> **Aim of the task**
Repeat the listing below in full, exactly as it stands.

> **Data to use**

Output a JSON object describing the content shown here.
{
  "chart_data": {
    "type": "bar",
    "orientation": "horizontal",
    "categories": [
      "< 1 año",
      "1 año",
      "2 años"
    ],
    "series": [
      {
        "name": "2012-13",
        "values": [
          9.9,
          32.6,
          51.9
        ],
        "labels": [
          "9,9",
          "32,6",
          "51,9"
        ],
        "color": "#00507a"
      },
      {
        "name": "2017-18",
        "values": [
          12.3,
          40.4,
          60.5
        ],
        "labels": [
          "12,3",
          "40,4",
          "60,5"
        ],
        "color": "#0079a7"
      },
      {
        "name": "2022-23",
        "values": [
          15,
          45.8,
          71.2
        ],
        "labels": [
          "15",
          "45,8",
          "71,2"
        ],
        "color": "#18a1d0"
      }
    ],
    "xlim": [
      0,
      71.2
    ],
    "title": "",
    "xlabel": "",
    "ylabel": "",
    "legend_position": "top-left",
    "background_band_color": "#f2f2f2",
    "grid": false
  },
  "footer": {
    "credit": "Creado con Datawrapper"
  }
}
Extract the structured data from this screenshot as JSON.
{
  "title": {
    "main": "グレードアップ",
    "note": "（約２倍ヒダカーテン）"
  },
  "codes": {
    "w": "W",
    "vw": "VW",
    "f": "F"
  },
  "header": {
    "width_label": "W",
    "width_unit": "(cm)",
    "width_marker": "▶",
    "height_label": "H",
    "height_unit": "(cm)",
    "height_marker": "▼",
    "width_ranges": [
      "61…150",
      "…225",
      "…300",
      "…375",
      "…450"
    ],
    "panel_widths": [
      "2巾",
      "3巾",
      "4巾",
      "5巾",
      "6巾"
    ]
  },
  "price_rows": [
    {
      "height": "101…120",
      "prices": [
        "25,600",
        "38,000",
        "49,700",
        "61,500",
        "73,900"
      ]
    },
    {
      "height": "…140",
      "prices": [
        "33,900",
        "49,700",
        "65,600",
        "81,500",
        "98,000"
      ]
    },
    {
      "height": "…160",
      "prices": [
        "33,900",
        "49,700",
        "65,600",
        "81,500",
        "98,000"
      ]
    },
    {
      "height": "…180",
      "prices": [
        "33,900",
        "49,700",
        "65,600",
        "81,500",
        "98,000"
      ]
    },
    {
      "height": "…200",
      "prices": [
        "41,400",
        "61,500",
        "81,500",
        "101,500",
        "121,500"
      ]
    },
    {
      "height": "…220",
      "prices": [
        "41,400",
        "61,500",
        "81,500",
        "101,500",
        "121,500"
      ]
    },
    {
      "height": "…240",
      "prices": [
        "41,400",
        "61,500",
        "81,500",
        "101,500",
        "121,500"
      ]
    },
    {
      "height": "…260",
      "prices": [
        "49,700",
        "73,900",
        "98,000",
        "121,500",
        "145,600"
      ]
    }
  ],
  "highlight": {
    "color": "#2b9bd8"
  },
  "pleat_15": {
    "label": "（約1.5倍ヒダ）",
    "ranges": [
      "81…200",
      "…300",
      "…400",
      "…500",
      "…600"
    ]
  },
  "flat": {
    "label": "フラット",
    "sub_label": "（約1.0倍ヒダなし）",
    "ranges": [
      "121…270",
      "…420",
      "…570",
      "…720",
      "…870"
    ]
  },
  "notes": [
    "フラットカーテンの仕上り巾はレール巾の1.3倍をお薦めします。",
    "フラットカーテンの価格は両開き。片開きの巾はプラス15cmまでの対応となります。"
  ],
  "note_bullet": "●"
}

> **Task result**
Output a JSON object describing the content shown here.
{
  "chart_data": {
    "type": "bar",
    "orientation": "horizontal",
    "categories": [
      "< 1 año",
      "1 año",
      "2 años"
    ],
    "series": [
      {
        "name": "2012-13",
        "values": [
          9.9,
          32.6,
          51.9
        ],
        "labels": [
          "9,9",
          "32,6",
          "51,9"
        ],
        "color": "#00507a"
      },
      {
        "name": "2017-18",
        "values": [
          12.3,
          40.4,
          60.5
        ],
        "labels": [
          "12,3",
          "40,4",
          "60,5"
        ],
        "color": "#0079a7"
      },
      {
        "name": "2022-23",
        "values": [
          15,
          45.8,
          71.2
        ],
        "labels": [
          "15",
          "45,8",
          "71,2"
        ],
        "color": "#18a1d0"
      }
    ],
    "xlim": [
      0,
      71.2
    ],
    "title": "",
    "xlabel": "",
    "ylabel": "",
    "legend_position": "top-left",
    "background_band_color": "#f2f2f2",
    "grid": false
  },
  "footer": {
    "credit": "Creado con Datawrapper"
  }
}
Extract the structured data from this screenshot as JSON.
{
  "title": {
    "main": "グレードアップ",
    "note": "（約２倍ヒダカーテン）"
  },
  "codes": {
    "w": "W",
    "vw": "VW",
    "f": "F"
  },
  "header": {
    "width_label": "W",
    "width_unit": "(cm)",
    "width_marker": "▶",
    "height_label": "H",
    "height_unit": "(cm)",
    "height_marker": "▼",
    "width_ranges": [
      "61…150",
      "…225",
      "…300",
      "…375",
      "…450"
    ],
    "panel_widths": [
      "2巾",
      "3巾",
      "4巾",
      "5巾",
      "6巾"
    ]
  },
  "price_rows": [
    {
      "height": "101…120",
      "prices": [
        "25,600",
        "38,000",
        "49,700",
        "61,500",
        "73,900"
      ]
    },
    {
      "height": "…140",
      "prices": [
        "33,900",
        "49,700",
        "65,600",
        "81,500",
        "98,000"
      ]
    },
    {
      "height": "…160",
      "prices": [
        "33,900",
        "49,700",
        "65,600",
        "81,500",
        "98,000"
      ]
    },
    {
      "height": "…180",
      "prices": [
        "33,900",
        "49,700",
        "65,600",
        "81,500",
        "98,000"
      ]
    },
    {
      "height": "…200",
      "prices": [
        "41,400",
        "61,500",
        "81,500",
        "101,500",
        "121,500"
      ]
    },
    {
      "height": "…220",
      "prices": [
        "41,400",
        "61,500",
        "81,500",
        "101,500",
        "121,500"
      ]
    },
    {
      "height": "…240",
      "prices": [
        "41,400",
        "61,500",
        "81,500",
        "101,500",
        "121,500"
      ]
    },
    {
      "height": "…260",
      "prices": [
        "49,700",
        "73,900",
        "98,000",
        "121,500",
        "145,600"
      ]
    }
  ],
  "highlight": {
    "color": "#2b9bd8"
  },
  "pleat_15": {
    "label": "（約1.5倍ヒダ）",
    "ranges": [
      "81…200",
      "…300",
      "…400",
      "…500",
      "…600"
    ]
  },
  "flat": {
    "label": "フラット",
    "sub_label": "（約1.0倍ヒダなし）",
    "ranges": [
      "121…270",
      "…420",
      "…570",
      "…720",
      "…870"
    ]
  },
  "notes": [
    "フラットカーテンの仕上り巾はレール巾の1.3倍をお薦めします。",
    "フラットカーテンの価格は両開き。片開きの巾はプラス15cmまでの対応となります。"
  ],
  "note_bullet": "●"
}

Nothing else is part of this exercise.